- [THE EXERCISE]: Your task is to retype each line of the data below exactly.

- [EXTRACTED INFORMATION]:

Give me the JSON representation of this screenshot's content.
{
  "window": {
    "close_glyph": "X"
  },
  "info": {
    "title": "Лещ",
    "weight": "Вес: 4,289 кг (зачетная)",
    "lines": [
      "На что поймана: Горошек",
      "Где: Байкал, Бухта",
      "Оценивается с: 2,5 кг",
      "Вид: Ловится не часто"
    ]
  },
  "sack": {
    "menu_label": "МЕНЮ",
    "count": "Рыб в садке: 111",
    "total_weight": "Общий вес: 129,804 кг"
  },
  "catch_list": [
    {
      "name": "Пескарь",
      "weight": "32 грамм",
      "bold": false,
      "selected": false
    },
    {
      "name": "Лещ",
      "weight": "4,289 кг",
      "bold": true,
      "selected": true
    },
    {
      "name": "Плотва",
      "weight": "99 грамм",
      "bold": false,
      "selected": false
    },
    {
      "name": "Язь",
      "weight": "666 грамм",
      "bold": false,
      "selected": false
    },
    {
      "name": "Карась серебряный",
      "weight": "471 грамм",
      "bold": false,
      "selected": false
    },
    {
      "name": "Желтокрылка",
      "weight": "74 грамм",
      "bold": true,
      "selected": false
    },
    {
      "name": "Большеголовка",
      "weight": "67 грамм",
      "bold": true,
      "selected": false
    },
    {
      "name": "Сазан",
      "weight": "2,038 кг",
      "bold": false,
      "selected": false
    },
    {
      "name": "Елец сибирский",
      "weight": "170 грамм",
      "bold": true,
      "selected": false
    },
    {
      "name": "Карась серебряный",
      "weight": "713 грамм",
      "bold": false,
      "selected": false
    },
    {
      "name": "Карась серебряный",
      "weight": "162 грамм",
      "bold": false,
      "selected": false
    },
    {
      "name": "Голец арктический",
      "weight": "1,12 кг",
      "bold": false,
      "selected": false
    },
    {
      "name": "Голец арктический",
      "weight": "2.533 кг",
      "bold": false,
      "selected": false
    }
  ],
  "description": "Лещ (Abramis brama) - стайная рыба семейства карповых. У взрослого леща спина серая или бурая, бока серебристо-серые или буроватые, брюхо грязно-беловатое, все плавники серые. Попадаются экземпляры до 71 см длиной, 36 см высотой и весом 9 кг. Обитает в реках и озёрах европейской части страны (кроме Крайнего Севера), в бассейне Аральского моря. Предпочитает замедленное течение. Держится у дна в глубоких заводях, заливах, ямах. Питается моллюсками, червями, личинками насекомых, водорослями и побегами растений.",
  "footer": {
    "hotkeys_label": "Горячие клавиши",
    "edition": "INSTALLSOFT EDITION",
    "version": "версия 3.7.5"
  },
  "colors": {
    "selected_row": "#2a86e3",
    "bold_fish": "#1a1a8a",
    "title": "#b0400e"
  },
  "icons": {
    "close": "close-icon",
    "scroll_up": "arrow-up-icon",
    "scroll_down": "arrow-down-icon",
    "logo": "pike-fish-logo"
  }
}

- [PROBLEM SOLUTION]:
Give me the JSON representation of this screenshot's content.
{
  "window": {
    "close_glyph": "X"
  },
  "info": {
    "title": "Лещ",
    "weight": "Вес: 4,289 кг (зачетная)",
    "lines": [
      "На что поймана: Горошек",
      "Где: Байкал, Бухта",
      "Оценивается с: 2,5 кг",
      "Вид: Ловится не часто"
    ]
  },
  "sack": {
    "menu_label": "МЕНЮ",
    "count": "Рыб в садке: 111",
    "total_weight": "Общий вес: 129,804 кг"
  },
  "catch_list": [
    {
      "name": "Пескарь",
      "weight": "32 грамм",
      "bold": false,
      "selected": false
    },
    {
      "name": "Лещ",
      "weight": "4,289 кг",
      "bold": true,
      "selected": true
    },
    {
      "name": "Плотва",
      "weight": "99 грамм",
      "bold": false,
      "selected": false
    },
    {
      "name": "Язь",
      "weight": "666 грамм",
      "bold": false,
      "selected": false
    },
    {
      "name": "Карась серебряный",
      "weight": "471 грамм",
      "bold": false,
      "selected": false
    },
    {
      "name": "Желтокрылка",
      "weight": "74 грамм",
      "bold": true,
      "selected": false
    },
    {
      "name": "Большеголовка",
      "weight": "67 грамм",
      "bold": true,
      "selected": false
    },
    {
      "name": "Сазан",
      "weight": "2,038 кг",
      "bold": false,
      "selected": false
    },
    {
      "name": "Елец сибирский",
      "weight": "170 грамм",
      "bold": true,
      "selected": false
    },
    {
      "name": "Карась серебряный",
      "weight": "713 грамм",
      "bold": false,
      "selected": false
    },
    {
      "name": "Карась серебряный",
      "weight": "162 грамм",
      "bold": false,
      "selected": false
    },
    {
      "name": "Голец арктический",
      "weight": "1,12 кг",
      "bold": false,
      "selected": false
    },
    {
      "name": "Голец арктический",
      "weight": "2.533 кг",
      "bold": false,
      "selected": false
    }
  ],
  "description": "Лещ (Abramis brama) - стайная рыба семейства карповых. У взрослого леща спина серая или бурая, бока серебристо-серые или буроватые, брюхо грязно-беловатое, все плавники серые. Попадаются экземпляры до 71 см длиной, 36 см высотой и весом 9 кг. Обитает в реках и озёрах европейской части страны (кроме Крайнего Севера), в бассейне Аральского моря. Предпочитает замедленное течение. Держится у дна в глубоких заводях, заливах, ямах. Питается моллюсками, червями, личинками насекомых, водорослями и побегами растений.",
  "footer": {
    "hotkeys_label": "Горячие клавиши",
    "edition": "INSTALLSOFT EDITION",
    "version": "версия 3.7.5"
  },
  "colors": {
    "selected_row": "#2a86e3",
    "bold_fish": "#1a1a8a",
    "title": "#b0400e"
  },
  "icons": {
    "close": "close-icon",
    "scroll_up": "arrow-up-icon",
    "scroll_down": "arrow-down-icon",
    "logo": "pike-fish-logo"
  }
}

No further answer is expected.